**Exercise instructions**
Your task is to copy each line that has the word "Trader".
------ Data lines
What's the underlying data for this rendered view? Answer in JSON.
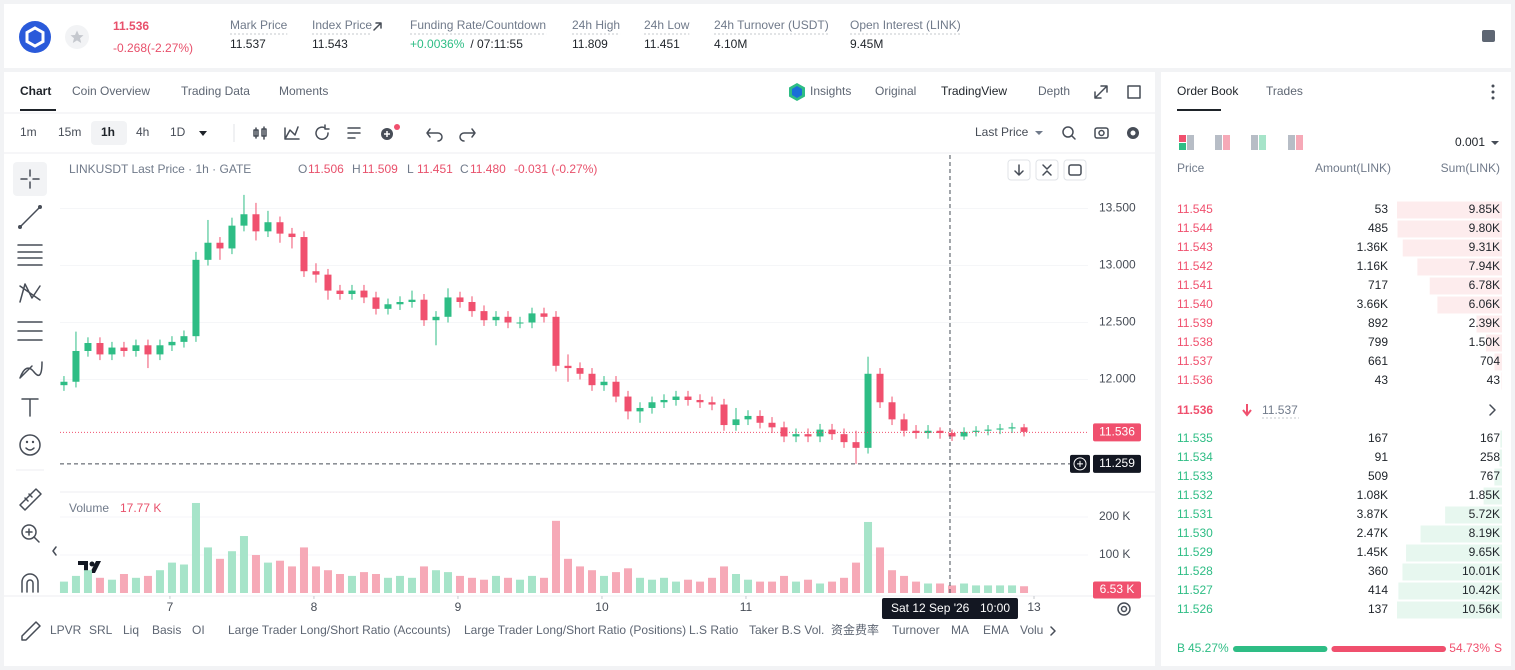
{
  "header": {
    "price": "11.536",
    "change": "-0.268(-2.27%)",
    "stats": [
      {
        "label": "Mark Price",
        "value": "11.537"
      },
      {
        "label": "Index Price",
        "value": "11.543"
      },
      {
        "label": "Funding Rate/Countdown",
        "value": "+0.0036%",
        "extra": "/ 07:11:55"
      },
      {
        "label": "24h High",
        "value": "11.809"
      },
      {
        "label": "24h Low",
        "value": "11.451"
      },
      {
        "label": "24h Turnover (USDT)",
        "value": "4.10M"
      },
      {
        "label": "Open Interest (LINK)",
        "value": "9.45M"
      }
    ]
  },
  "tabs": [
    "Chart",
    "Coin Overview",
    "Trading Data",
    "Moments"
  ],
  "views": [
    "Insights",
    "Original",
    "TradingView",
    "Depth"
  ],
  "intervals": [
    "1m",
    "15m",
    "1h",
    "4h",
    "1D"
  ],
  "price_type": "Last Price",
  "legend": {
    "symbol": "LINKUSDT Last Price · 1h · GATE",
    "items": [
      [
        "O",
        "11.506"
      ],
      [
        "H",
        "11.509"
      ],
      [
        "L",
        "11.451"
      ],
      [
        "C",
        "11.480"
      ]
    ],
    "change": "-0.031 (-0.27%)"
  },
  "chart_data": {
    "type": "candlestick",
    "open": [
      11.95,
      11.98,
      12.25,
      12.32,
      12.22,
      12.28,
      12.25,
      12.3,
      12.22,
      12.3,
      12.33,
      12.38,
      13.05,
      13.2,
      13.15,
      13.35,
      13.45,
      13.3,
      13.38,
      13.28,
      13.25,
      12.95,
      12.92,
      12.78,
      12.75,
      12.78,
      12.72,
      12.62,
      12.66,
      12.68,
      12.7,
      12.52,
      12.55,
      12.72,
      12.68,
      12.6,
      12.52,
      12.55,
      12.5,
      12.5,
      12.58,
      12.55,
      12.12,
      12.1,
      12.05,
      11.95,
      11.98,
      11.85,
      11.72,
      11.75,
      11.8,
      11.82,
      11.85,
      11.82,
      11.8,
      11.78,
      11.6,
      11.65,
      11.68,
      11.62,
      11.58,
      11.5,
      11.52,
      11.5,
      11.56,
      11.52,
      11.45,
      11.4,
      12.05,
      11.8,
      11.65,
      11.55,
      11.53,
      11.55,
      11.53,
      11.5,
      11.54,
      11.55,
      11.56,
      11.57,
      11.58
    ],
    "high": [
      12.03,
      12.42,
      12.37,
      12.37,
      12.33,
      12.33,
      12.35,
      12.35,
      12.35,
      12.38,
      12.43,
      13.12,
      13.4,
      13.25,
      13.42,
      13.62,
      13.55,
      13.48,
      13.43,
      13.33,
      13.3,
      13.02,
      12.97,
      12.83,
      12.83,
      12.83,
      12.77,
      12.71,
      12.73,
      12.78,
      12.75,
      12.6,
      12.8,
      12.77,
      12.73,
      12.65,
      12.6,
      12.6,
      12.55,
      12.63,
      12.63,
      12.6,
      12.22,
      12.15,
      12.1,
      12.03,
      12.03,
      11.9,
      11.8,
      11.85,
      11.87,
      11.9,
      11.9,
      11.87,
      11.85,
      11.83,
      11.75,
      11.73,
      11.73,
      11.67,
      11.63,
      11.57,
      11.57,
      11.61,
      11.61,
      11.57,
      11.55,
      12.2,
      12.1,
      11.85,
      11.7,
      11.6,
      11.6,
      11.58,
      11.56,
      11.58,
      11.59,
      11.6,
      11.61,
      11.62,
      11.61
    ],
    "low": [
      11.9,
      11.93,
      12.2,
      12.17,
      12.17,
      12.2,
      12.2,
      12.1,
      12.17,
      12.25,
      12.28,
      12.33,
      13.0,
      13.05,
      13.1,
      13.3,
      13.22,
      13.25,
      13.2,
      13.15,
      12.9,
      12.85,
      12.7,
      12.7,
      12.7,
      12.67,
      12.57,
      12.57,
      12.61,
      12.63,
      12.47,
      12.3,
      12.5,
      12.63,
      12.55,
      12.47,
      12.47,
      12.45,
      12.45,
      12.45,
      12.5,
      12.07,
      11.98,
      12.0,
      11.9,
      11.9,
      11.8,
      11.65,
      11.62,
      11.7,
      11.75,
      11.77,
      11.77,
      11.75,
      11.73,
      11.55,
      11.55,
      11.6,
      11.57,
      11.53,
      11.45,
      11.45,
      11.45,
      11.45,
      11.47,
      11.4,
      11.26,
      11.35,
      11.75,
      11.6,
      11.5,
      11.48,
      11.48,
      11.48,
      11.46,
      11.47,
      11.5,
      11.51,
      11.52,
      11.53,
      11.5
    ],
    "close": [
      11.98,
      12.25,
      12.32,
      12.22,
      12.28,
      12.25,
      12.3,
      12.22,
      12.3,
      12.33,
      12.38,
      13.05,
      13.2,
      13.15,
      13.35,
      13.45,
      13.3,
      13.38,
      13.28,
      13.25,
      12.95,
      12.92,
      12.78,
      12.75,
      12.78,
      12.72,
      12.62,
      12.66,
      12.68,
      12.7,
      12.52,
      12.55,
      12.72,
      12.68,
      12.6,
      12.52,
      12.55,
      12.5,
      12.5,
      12.58,
      12.55,
      12.12,
      12.1,
      12.05,
      11.95,
      11.98,
      11.85,
      11.72,
      11.75,
      11.8,
      11.82,
      11.85,
      11.82,
      11.8,
      11.78,
      11.6,
      11.65,
      11.68,
      11.62,
      11.58,
      11.5,
      11.52,
      11.5,
      11.56,
      11.52,
      11.45,
      11.4,
      12.05,
      11.8,
      11.65,
      11.55,
      11.53,
      11.55,
      11.53,
      11.5,
      11.54,
      11.55,
      11.56,
      11.57,
      11.58,
      11.54
    ],
    "up_color": "#2ebd85",
    "down_color": "#f0506e",
    "volume_up_color": "#a6e4c9",
    "volume_down_color": "#f6a9b7",
    "xlim": [
      -0.33,
      85.33
    ],
    "xticks": [
      {
        "value": 8.83,
        "label": "7"
      },
      {
        "value": 20.83,
        "label": "8"
      },
      {
        "value": 32.83,
        "label": "9"
      },
      {
        "value": 44.83,
        "label": "10"
      },
      {
        "value": 56.83,
        "label": "11"
      },
      {
        "value": 80.83,
        "label": "13"
      }
    ],
    "ylim": [
      11.03,
      13.97
    ],
    "yticks": [
      {
        "value": 13.5,
        "label": "13.500"
      },
      {
        "value": 13.0,
        "label": "13.000"
      },
      {
        "value": 12.5,
        "label": "12.500"
      },
      {
        "value": 12.0,
        "label": "12.000"
      }
    ],
    "last_price": 11.536,
    "crosshair": {
      "value": 11.259,
      "x": 73.83,
      "x_label": "Sat 12 Sep '26",
      "time": "10:00"
    },
    "volume": {
      "title": "Volume",
      "value_label": "17.77 K",
      "values": [
        30,
        45,
        60,
        40,
        35,
        50,
        40,
        45,
        60,
        80,
        75,
        237,
        120,
        90,
        110,
        150,
        100,
        80,
        85,
        70,
        120,
        70,
        60,
        50,
        45,
        55,
        50,
        40,
        45,
        40,
        70,
        60,
        55,
        45,
        40,
        35,
        45,
        40,
        35,
        45,
        40,
        190,
        90,
        70,
        60,
        45,
        55,
        65,
        40,
        35,
        40,
        30,
        35,
        30,
        40,
        70,
        50,
        35,
        30,
        30,
        45,
        30,
        35,
        25,
        30,
        40,
        80,
        187,
        120,
        60,
        45,
        30,
        25,
        25,
        20,
        25,
        20,
        20,
        20,
        20,
        17.77
      ],
      "ylim": [
        0,
        258
      ],
      "yticks": [
        {
          "value": 200,
          "label": "200 K"
        },
        {
          "value": 100,
          "label": "100 K"
        }
      ],
      "current": {
        "value": 6.53,
        "label": "6.53 K"
      }
    }
  },
  "indicators": [
    "LPVR",
    "SRL",
    "Liq",
    "Basis",
    "OI",
    "Large Trader Long/Short Ratio (Accounts)",
    "Large Trader Long/Short Ratio (Positions)",
    "L.S Ratio",
    "Taker B.S Vol.",
    "资金费率",
    "Turnover",
    "MA",
    "EMA",
    "Volu"
  ],
  "order_book": {
    "tabs": [
      "Order Book",
      "Trades"
    ],
    "precision": "0.001",
    "columns": [
      "Price",
      "Amount(LINK)",
      "Sum(LINK)"
    ],
    "asks": [
      {
        "price": "11.545",
        "amount": "53",
        "sum": {
          "value": 9850,
          "label": "9.85K"
        }
      },
      {
        "price": "11.544",
        "amount": "485",
        "sum": {
          "value": 9800,
          "label": "9.80K"
        }
      },
      {
        "price": "11.543",
        "amount": "1.36K",
        "sum": {
          "value": 9310,
          "label": "9.31K"
        }
      },
      {
        "price": "11.542",
        "amount": "1.16K",
        "sum": {
          "value": 7940,
          "label": "7.94K"
        }
      },
      {
        "price": "11.541",
        "amount": "717",
        "sum": {
          "value": 6780,
          "label": "6.78K"
        }
      },
      {
        "price": "11.540",
        "amount": "3.66K",
        "sum": {
          "value": 6060,
          "label": "6.06K"
        }
      },
      {
        "price": "11.539",
        "amount": "892",
        "sum": {
          "value": 2390,
          "label": "2.39K"
        }
      },
      {
        "price": "11.538",
        "amount": "799",
        "sum": {
          "value": 1500,
          "label": "1.50K"
        }
      },
      {
        "price": "11.537",
        "amount": "661",
        "sum": 704
      },
      {
        "price": "11.536",
        "amount": "43",
        "sum": 43
      }
    ],
    "last": "11.536",
    "mark": "11.537",
    "bids": [
      {
        "price": "11.535",
        "amount": "167",
        "sum": 167
      },
      {
        "price": "11.534",
        "amount": "91",
        "sum": 258
      },
      {
        "price": "11.533",
        "amount": "509",
        "sum": 767
      },
      {
        "price": "11.532",
        "amount": "1.08K",
        "sum": {
          "value": 1850,
          "label": "1.85K"
        }
      },
      {
        "price": "11.531",
        "amount": "3.87K",
        "sum": {
          "value": 5720,
          "label": "5.72K"
        }
      },
      {
        "price": "11.530",
        "amount": "2.47K",
        "sum": {
          "value": 8190,
          "label": "8.19K"
        }
      },
      {
        "price": "11.529",
        "amount": "1.45K",
        "sum": {
          "value": 9650,
          "label": "9.65K"
        }
      },
      {
        "price": "11.528",
        "amount": "360",
        "sum": {
          "value": 10010,
          "label": "10.01K"
        }
      },
      {
        "price": "11.527",
        "amount": "414",
        "sum": {
          "value": 10420,
          "label": "10.42K"
        }
      },
      {
        "price": "11.526",
        "amount": "137",
        "sum": {
          "value": 10560,
          "label": "10.56K"
        }
      }
    ],
    "ratio": {
      "b": "B",
      "buy": {
        "value": 45.27,
        "label": "45.27%"
      },
      "sell": {
        "value": 54.73,
        "label": "54.73%"
      },
      "s": "S"
    }
  }
}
------------
**Answer to this task**
    "Large Trader Long/Short Ratio (Accounts)",
    "Large Trader Long/Short Ratio (Positions)",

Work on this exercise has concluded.